Stored data.
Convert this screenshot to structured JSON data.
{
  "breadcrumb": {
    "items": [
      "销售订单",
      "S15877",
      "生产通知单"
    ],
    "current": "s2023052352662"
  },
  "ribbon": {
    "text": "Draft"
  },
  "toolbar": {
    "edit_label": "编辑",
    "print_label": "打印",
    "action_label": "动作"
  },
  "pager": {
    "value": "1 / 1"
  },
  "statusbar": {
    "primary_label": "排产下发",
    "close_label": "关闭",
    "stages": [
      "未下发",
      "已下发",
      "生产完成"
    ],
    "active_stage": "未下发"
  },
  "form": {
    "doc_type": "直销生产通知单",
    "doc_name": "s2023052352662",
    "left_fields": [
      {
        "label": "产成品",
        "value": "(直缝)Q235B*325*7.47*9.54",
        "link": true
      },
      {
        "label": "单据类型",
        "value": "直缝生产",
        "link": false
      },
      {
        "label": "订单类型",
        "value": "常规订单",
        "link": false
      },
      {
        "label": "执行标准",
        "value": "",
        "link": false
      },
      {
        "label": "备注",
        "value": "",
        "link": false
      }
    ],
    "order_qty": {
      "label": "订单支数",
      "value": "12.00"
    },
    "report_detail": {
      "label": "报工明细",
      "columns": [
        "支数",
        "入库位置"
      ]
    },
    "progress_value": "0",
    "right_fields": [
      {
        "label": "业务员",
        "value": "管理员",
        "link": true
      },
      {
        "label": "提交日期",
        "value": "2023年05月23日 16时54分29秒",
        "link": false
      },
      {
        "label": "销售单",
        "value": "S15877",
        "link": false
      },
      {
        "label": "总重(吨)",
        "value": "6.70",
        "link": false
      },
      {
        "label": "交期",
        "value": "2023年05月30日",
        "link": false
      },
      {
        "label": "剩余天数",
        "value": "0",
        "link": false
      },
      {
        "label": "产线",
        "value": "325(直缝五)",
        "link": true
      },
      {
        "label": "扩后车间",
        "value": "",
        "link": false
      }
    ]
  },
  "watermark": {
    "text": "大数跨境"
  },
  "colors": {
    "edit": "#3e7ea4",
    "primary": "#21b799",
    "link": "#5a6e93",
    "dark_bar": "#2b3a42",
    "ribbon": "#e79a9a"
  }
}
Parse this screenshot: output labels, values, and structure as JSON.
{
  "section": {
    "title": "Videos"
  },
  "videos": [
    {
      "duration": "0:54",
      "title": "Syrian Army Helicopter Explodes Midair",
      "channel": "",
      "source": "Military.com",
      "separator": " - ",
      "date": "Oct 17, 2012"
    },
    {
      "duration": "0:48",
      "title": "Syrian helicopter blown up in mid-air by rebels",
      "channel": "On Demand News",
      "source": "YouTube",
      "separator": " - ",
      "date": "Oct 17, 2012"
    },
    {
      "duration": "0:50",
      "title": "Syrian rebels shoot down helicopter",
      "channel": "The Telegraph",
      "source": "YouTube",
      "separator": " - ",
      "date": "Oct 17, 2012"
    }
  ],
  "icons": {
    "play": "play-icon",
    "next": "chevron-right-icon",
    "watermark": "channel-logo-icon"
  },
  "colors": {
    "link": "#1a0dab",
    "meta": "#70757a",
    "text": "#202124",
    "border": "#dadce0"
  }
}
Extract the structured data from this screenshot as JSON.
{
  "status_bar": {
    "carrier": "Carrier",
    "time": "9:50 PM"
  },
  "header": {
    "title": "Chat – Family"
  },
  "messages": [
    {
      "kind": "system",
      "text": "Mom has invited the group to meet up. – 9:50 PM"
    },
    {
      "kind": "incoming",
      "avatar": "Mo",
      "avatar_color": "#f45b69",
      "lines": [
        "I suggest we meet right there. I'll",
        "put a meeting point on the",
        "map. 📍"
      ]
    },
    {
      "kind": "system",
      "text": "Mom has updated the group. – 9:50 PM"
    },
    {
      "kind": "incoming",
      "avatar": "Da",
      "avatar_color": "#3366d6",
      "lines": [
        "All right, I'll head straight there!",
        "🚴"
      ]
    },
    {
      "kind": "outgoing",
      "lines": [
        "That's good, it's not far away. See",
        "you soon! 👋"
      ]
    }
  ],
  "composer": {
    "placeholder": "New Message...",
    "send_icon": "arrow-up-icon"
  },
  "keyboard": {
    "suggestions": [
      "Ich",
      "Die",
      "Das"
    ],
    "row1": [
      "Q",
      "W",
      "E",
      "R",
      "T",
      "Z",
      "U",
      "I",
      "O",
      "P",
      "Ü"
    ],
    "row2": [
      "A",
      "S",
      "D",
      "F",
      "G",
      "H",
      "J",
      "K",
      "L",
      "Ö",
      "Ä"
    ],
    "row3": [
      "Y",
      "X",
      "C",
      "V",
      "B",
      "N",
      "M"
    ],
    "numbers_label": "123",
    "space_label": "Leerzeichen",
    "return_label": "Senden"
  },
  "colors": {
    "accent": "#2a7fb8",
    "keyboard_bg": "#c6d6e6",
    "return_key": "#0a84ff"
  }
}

Set exercise.
Output an exact copy of each record.

Worked answer.
Convert this screenshot to structured JSON data.
{
  "breadcrumb": {
    "items": [
      "销售订单",
      "S15877",
      "生产通知单"
    ],
    "current": "s2023052352662"
  },
  "ribbon": {
    "text": "Draft"
  },
  "toolbar": {
    "edit_label": "编辑",
    "print_label": "打印",
    "action_label": "动作"
  },
  "pager": {
    "value": "1 / 1"
  },
  "statusbar": {
    "primary_label": "排产下发",
    "close_label": "关闭",
    "stages": [
      "未下发",
      "已下发",
      "生产完成"
    ],
    "active_stage": "未下发"
  },
  "form": {
    "doc_type": "直销生产通知单",
    "doc_name": "s2023052352662",
    "left_fields": [
      {
        "label": "产成品",
        "value": "(直缝)Q235B*325*7.47*9.54",
        "link": true
      },
      {
        "label": "单据类型",
        "value": "直缝生产",
        "link": false
      },
      {
        "label": "订单类型",
        "value": "常规订单",
        "link": false
      },
      {
        "label": "执行标准",
        "value": "",
        "link": false
      },
      {
        "label": "备注",
        "value": "",
        "link": false
      }
    ],
    "order_qty": {
      "label": "订单支数",
      "value": "12.00"
    },
    "report_detail": {
      "label": "报工明细",
      "columns": [
        "支数",
        "入库位置"
      ]
    },
    "progress_value": "0",
    "right_fields": [
      {
        "label": "业务员",
        "value": "管理员",
        "link": true
      },
      {
        "label": "提交日期",
        "value": "2023年05月23日 16时54分29秒",
        "link": false
      },
      {
        "label": "销售单",
        "value": "S15877",
        "link": false
      },
      {
        "label": "总重(吨)",
        "value": "6.70",
        "link": false
      },
      {
        "label": "交期",
        "value": "2023年05月30日",
        "link": false
      },
      {
        "label": "剩余天数",
        "value": "0",
        "link": false
      },
      {
        "label": "产线",
        "value": "325(直缝五)",
        "link": true
      },
      {
        "label": "扩后车间",
        "value": "",
        "link": false
      }
    ]
  },
  "watermark": {
    "text": "大数跨境"
  },
  "colors": {
    "edit": "#3e7ea4",
    "primary": "#21b799",
    "link": "#5a6e93",
    "dark_bar": "#2b3a42",
    "ribbon": "#e79a9a"
  }
}
Parse this screenshot: output labels, values, and structure as JSON.
{
  "section": {
    "title": "Videos"
  },
  "videos": [
    {
      "duration": "0:54",
      "title": "Syrian Army Helicopter Explodes Midair",
      "channel": "",
      "source": "Military.com",
      "separator": " - ",
      "date": "Oct 17, 2012"
    },
    {
      "duration": "0:48",
      "title": "Syrian helicopter blown up in mid-air by rebels",
      "channel": "On Demand News",
      "source": "YouTube",
      "separator": " - ",
      "date": "Oct 17, 2012"
    },
    {
      "duration": "0:50",
      "title": "Syrian rebels shoot down helicopter",
      "channel": "The Telegraph",
      "source": "YouTube",
      "separator": " - ",
      "date": "Oct 17, 2012"
    }
  ],
  "icons": {
    "play": "play-icon",
    "next": "chevron-right-icon",
    "watermark": "channel-logo-icon"
  },
  "colors": {
    "link": "#1a0dab",
    "meta": "#70757a",
    "text": "#202124",
    "border": "#dadce0"
  }
}
Extract the structured data from this screenshot as JSON.
{
  "status_bar": {
    "carrier": "Carrier",
    "time": "9:50 PM"
  },
  "header": {
    "title": "Chat – Family"
  },
  "messages": [
    {
      "kind": "system",
      "text": "Mom has invited the group to meet up. – 9:50 PM"
    },
    {
      "kind": "incoming",
      "avatar": "Mo",
      "avatar_color": "#f45b69",
      "lines": [
        "I suggest we meet right there. I'll",
        "put a meeting point on the",
        "map. 📍"
      ]
    },
    {
      "kind": "system",
      "text": "Mom has updated the group. – 9:50 PM"
    },
    {
      "kind": "incoming",
      "avatar": "Da",
      "avatar_color": "#3366d6",
      "lines": [
        "All right, I'll head straight there!",
        "🚴"
      ]
    },
    {
      "kind": "outgoing",
      "lines": [
        "That's good, it's not far away. See",
        "you soon! 👋"
      ]
    }
  ],
  "composer": {
    "placeholder": "New Message...",
    "send_icon": "arrow-up-icon"
  },
  "keyboard": {
    "suggestions": [
      "Ich",
      "Die",
      "Das"
    ],
    "row1": [
      "Q",
      "W",
      "E",
      "R",
      "T",
      "Z",
      "U",
      "I",
      "O",
      "P",
      "Ü"
    ],
    "row2": [
      "A",
      "S",
      "D",
      "F",
      "G",
      "H",
      "J",
      "K",
      "L",
      "Ö",
      "Ä"
    ],
    "row3": [
      "Y",
      "X",
      "C",
      "V",
      "B",
      "N",
      "M"
    ],
    "numbers_label": "123",
    "space_label": "Leerzeichen",
    "return_label": "Senden"
  },
  "colors": {
    "accent": "#2a7fb8",
    "keyboard_bg": "#c6d6e6",
    "return_key": "#0a84ff"
  }
}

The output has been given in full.